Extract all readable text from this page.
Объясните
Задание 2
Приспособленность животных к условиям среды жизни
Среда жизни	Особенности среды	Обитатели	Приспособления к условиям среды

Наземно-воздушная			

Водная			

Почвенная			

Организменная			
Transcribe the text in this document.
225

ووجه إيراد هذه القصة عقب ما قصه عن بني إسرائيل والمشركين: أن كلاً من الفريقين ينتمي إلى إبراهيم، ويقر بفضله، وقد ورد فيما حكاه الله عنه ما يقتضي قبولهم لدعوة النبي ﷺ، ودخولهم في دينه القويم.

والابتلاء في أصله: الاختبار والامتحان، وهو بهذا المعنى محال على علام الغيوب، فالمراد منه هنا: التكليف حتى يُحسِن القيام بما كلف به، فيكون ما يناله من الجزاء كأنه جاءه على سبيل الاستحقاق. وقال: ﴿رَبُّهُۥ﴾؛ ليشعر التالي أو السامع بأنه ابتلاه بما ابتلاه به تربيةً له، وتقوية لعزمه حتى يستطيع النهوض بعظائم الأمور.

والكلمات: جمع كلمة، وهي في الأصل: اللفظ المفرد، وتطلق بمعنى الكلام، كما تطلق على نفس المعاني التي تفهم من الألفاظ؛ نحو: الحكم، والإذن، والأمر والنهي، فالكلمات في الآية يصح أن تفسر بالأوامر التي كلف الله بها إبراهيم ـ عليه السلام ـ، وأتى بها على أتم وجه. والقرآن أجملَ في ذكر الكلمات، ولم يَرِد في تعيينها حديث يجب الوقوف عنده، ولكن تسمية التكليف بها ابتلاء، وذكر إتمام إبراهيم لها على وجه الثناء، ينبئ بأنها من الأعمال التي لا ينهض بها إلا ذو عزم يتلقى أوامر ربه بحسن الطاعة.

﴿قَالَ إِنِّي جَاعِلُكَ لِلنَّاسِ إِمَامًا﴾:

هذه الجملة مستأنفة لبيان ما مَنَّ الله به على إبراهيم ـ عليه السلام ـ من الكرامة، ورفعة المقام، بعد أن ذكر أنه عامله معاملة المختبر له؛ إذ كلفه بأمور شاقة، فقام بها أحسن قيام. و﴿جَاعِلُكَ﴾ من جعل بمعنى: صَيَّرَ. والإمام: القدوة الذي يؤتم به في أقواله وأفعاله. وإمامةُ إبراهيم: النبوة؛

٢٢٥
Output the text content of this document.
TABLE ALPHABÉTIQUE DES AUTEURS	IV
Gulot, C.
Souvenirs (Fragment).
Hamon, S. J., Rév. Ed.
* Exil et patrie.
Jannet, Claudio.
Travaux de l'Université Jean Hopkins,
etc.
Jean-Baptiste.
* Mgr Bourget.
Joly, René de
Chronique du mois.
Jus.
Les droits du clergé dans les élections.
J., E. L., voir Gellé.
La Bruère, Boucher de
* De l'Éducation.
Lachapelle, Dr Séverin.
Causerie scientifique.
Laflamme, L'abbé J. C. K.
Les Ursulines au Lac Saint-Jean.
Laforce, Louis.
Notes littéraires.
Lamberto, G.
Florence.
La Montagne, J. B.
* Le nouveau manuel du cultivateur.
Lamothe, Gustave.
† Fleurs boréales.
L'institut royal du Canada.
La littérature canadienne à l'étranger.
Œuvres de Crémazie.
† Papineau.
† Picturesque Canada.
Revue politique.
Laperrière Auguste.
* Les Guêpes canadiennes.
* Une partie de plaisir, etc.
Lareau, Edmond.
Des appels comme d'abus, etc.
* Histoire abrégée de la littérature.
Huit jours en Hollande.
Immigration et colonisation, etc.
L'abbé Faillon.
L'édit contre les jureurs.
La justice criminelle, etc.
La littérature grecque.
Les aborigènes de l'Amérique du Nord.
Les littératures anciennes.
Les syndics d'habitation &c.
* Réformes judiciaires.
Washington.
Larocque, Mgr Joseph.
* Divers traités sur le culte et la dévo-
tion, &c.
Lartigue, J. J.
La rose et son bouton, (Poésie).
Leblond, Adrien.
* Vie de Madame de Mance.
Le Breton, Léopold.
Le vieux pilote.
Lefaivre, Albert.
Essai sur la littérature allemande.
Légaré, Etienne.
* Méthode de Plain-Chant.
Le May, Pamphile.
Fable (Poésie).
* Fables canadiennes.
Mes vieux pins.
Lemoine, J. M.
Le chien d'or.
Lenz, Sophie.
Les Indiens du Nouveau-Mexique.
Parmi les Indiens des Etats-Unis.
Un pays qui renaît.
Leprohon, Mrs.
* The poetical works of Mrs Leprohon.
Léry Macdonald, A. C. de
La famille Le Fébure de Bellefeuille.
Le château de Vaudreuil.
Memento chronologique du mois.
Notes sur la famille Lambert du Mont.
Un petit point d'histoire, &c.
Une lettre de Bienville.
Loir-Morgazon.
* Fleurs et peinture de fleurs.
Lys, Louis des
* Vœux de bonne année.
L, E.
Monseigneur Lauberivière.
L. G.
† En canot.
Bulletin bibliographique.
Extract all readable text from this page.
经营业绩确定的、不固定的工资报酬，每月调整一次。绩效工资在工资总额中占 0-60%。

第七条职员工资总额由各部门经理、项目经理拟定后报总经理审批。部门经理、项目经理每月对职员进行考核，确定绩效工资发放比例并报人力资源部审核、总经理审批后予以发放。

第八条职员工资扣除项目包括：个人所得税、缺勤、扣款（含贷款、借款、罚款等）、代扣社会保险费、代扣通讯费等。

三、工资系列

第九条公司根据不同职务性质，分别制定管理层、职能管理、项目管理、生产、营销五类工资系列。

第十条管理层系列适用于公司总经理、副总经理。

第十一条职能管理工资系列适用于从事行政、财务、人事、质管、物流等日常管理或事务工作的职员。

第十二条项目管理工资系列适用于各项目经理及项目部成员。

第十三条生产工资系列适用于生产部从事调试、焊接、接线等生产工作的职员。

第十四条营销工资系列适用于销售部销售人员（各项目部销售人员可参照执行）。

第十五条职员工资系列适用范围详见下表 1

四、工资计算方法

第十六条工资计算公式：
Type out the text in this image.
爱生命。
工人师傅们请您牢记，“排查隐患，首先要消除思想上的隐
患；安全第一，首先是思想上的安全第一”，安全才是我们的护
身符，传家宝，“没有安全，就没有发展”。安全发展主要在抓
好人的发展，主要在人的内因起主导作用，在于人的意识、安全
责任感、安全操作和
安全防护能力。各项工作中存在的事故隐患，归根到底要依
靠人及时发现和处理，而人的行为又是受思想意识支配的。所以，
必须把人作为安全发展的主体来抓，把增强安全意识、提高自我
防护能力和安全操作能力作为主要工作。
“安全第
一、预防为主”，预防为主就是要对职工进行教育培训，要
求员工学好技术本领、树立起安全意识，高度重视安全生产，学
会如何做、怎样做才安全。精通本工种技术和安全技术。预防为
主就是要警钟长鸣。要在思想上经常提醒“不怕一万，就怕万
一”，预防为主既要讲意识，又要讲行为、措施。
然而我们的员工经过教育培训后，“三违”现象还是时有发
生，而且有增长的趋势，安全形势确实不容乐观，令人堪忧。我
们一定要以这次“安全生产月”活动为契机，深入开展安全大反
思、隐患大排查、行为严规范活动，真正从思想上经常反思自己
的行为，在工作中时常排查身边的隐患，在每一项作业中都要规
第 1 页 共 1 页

----

* **Prompt**
Indicate how many lines of the material include the word "التكليف"; the number alone is required.

* **Expected answer**
2